* Begin *

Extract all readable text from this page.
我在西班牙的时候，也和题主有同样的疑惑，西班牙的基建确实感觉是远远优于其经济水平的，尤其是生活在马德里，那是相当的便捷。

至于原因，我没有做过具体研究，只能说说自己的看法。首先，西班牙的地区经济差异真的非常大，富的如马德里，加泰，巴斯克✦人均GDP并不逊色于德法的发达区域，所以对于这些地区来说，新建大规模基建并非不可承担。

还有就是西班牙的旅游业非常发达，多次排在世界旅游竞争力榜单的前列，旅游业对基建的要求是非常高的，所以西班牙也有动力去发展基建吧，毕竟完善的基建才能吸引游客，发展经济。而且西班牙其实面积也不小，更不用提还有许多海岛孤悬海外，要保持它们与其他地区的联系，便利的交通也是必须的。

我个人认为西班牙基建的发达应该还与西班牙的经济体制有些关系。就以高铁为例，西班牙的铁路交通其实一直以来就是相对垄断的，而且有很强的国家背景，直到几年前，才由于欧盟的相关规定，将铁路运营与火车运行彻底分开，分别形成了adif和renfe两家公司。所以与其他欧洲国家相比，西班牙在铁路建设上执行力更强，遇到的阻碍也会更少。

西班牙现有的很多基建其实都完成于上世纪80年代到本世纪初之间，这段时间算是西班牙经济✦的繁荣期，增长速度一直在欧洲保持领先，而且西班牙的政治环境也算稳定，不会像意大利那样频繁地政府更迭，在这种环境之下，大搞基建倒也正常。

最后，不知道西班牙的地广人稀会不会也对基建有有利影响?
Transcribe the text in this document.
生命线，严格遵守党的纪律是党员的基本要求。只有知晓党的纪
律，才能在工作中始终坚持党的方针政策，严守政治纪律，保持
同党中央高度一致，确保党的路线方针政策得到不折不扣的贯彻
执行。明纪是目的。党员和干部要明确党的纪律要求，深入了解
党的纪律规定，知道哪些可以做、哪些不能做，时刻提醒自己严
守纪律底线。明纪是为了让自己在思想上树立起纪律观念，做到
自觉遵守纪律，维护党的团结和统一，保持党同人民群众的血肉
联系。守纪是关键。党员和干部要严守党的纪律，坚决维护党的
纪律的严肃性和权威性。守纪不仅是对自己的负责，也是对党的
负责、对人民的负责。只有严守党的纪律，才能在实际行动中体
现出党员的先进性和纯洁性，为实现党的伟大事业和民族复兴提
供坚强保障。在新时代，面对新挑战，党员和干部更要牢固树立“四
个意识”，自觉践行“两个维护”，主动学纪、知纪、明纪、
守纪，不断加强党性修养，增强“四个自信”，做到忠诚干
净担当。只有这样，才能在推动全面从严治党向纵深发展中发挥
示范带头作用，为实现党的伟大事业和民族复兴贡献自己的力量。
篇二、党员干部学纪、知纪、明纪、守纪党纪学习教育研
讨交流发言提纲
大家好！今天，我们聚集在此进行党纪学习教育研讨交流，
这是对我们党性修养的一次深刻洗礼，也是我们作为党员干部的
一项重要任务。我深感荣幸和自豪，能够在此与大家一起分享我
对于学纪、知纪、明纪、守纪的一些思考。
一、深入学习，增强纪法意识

* End *

Aim -> Give only the number of lines in the entries that contain "text".

Output of the exercise -> 2